[START]

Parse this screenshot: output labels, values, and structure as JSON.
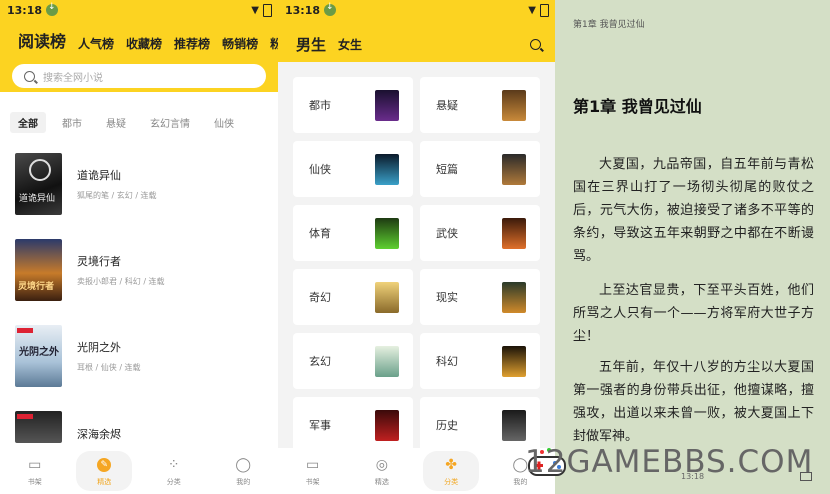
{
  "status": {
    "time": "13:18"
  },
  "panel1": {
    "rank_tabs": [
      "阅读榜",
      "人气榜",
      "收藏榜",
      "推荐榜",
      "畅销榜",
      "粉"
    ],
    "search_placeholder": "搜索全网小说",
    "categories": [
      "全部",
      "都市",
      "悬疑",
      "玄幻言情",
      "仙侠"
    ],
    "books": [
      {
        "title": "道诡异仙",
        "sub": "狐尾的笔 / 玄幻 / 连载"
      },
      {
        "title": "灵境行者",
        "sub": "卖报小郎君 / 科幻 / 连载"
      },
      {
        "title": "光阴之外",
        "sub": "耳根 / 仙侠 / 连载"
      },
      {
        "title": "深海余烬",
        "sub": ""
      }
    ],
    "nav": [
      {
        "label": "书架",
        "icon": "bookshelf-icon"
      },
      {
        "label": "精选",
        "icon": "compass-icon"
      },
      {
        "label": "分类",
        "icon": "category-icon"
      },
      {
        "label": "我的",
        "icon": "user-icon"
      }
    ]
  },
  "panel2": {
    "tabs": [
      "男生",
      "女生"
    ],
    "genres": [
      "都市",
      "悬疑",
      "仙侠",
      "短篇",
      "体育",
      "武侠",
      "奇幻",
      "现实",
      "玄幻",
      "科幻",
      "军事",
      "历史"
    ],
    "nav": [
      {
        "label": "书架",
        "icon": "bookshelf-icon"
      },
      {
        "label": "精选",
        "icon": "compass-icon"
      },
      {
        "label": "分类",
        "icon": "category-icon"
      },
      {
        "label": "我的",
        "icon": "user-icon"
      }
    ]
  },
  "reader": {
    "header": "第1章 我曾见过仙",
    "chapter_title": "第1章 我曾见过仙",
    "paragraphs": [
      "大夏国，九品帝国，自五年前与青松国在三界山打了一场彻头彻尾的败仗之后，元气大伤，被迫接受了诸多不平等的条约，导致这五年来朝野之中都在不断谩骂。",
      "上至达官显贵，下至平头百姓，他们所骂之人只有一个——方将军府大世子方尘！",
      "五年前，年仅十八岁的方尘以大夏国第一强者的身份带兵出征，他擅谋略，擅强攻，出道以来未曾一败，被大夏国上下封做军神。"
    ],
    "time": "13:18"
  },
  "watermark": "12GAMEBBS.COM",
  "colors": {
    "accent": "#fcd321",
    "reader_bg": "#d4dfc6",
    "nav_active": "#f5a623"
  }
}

[END]
[START]

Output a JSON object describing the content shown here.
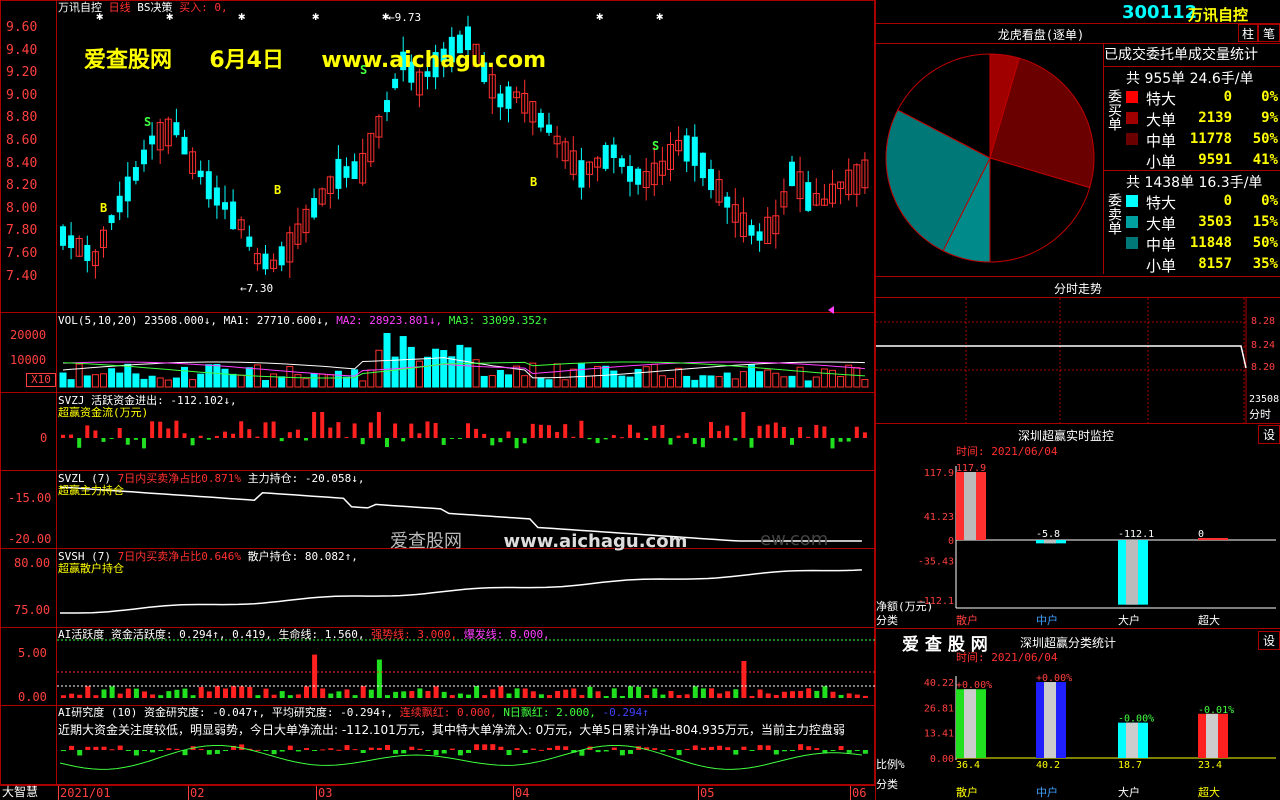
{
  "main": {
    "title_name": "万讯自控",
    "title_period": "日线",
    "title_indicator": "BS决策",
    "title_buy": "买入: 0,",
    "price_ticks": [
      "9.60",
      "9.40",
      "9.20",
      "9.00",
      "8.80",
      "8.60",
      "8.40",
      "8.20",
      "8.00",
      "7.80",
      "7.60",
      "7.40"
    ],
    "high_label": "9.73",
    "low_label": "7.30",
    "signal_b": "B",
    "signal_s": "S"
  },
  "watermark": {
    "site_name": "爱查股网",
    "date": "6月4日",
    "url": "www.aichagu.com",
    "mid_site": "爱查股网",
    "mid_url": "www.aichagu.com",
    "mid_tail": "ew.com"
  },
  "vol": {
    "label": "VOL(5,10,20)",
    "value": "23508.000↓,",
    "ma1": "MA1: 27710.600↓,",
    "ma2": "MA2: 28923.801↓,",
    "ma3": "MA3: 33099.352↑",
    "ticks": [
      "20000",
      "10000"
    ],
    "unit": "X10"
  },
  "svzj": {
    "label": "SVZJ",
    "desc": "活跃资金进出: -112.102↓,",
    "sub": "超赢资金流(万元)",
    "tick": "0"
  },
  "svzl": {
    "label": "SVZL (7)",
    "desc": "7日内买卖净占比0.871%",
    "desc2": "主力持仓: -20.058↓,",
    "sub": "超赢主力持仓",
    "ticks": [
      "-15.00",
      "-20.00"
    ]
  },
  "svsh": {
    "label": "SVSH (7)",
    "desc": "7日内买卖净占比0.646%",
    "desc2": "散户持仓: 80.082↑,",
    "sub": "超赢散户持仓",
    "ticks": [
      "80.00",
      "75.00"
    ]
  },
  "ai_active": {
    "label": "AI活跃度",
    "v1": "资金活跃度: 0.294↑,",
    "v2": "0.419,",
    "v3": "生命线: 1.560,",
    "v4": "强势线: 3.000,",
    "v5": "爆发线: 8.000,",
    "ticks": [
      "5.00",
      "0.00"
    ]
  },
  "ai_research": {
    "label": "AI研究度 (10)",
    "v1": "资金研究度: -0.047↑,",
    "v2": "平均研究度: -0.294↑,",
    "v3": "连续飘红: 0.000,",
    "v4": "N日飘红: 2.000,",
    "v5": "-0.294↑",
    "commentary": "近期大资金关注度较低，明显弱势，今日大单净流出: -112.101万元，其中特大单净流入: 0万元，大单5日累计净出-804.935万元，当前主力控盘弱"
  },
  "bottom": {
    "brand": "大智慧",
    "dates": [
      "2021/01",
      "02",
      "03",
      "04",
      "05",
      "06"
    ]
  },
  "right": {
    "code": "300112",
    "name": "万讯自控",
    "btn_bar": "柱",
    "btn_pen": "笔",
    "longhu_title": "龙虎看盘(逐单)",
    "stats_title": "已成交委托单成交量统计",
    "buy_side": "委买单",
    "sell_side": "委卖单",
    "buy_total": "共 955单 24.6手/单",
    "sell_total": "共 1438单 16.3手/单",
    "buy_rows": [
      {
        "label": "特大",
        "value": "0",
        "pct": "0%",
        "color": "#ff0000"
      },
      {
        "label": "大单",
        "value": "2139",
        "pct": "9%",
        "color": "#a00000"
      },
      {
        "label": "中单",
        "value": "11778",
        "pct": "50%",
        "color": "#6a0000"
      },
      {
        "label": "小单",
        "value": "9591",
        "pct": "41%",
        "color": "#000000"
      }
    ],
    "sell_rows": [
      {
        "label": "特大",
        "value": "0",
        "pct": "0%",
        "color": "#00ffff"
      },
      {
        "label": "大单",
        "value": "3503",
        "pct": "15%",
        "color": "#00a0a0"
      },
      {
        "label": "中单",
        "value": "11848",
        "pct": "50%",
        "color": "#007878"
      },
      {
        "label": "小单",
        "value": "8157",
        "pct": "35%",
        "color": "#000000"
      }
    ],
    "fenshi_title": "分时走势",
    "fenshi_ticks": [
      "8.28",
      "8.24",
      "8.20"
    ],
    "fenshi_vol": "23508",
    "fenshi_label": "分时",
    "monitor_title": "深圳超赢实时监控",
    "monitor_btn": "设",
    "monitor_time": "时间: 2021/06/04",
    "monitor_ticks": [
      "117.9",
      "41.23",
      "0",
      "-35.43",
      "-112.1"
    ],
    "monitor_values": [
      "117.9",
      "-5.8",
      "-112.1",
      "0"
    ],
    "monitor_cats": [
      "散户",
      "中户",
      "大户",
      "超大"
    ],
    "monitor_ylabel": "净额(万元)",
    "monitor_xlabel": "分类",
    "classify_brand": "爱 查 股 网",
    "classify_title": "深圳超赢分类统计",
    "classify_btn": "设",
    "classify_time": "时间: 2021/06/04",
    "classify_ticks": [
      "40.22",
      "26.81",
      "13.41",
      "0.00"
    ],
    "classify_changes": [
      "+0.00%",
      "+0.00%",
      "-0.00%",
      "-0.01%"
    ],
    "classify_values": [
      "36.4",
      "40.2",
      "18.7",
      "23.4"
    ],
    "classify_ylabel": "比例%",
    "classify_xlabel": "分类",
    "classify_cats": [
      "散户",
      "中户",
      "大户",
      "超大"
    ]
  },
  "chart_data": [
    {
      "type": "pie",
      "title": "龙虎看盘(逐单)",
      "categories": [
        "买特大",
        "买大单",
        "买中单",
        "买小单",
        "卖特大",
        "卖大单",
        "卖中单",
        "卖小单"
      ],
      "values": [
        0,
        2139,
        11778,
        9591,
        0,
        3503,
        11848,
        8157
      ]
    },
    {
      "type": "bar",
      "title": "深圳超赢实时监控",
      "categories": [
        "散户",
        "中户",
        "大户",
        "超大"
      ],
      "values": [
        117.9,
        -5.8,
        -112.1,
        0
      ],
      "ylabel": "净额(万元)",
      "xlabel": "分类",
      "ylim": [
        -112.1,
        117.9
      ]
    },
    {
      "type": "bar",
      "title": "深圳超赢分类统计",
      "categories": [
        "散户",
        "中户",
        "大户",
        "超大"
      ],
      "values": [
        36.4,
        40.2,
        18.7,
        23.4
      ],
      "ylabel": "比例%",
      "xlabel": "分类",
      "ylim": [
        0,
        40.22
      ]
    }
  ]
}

[END]

From the records above, report the count of lines containing "aichagu" and nothing more.

2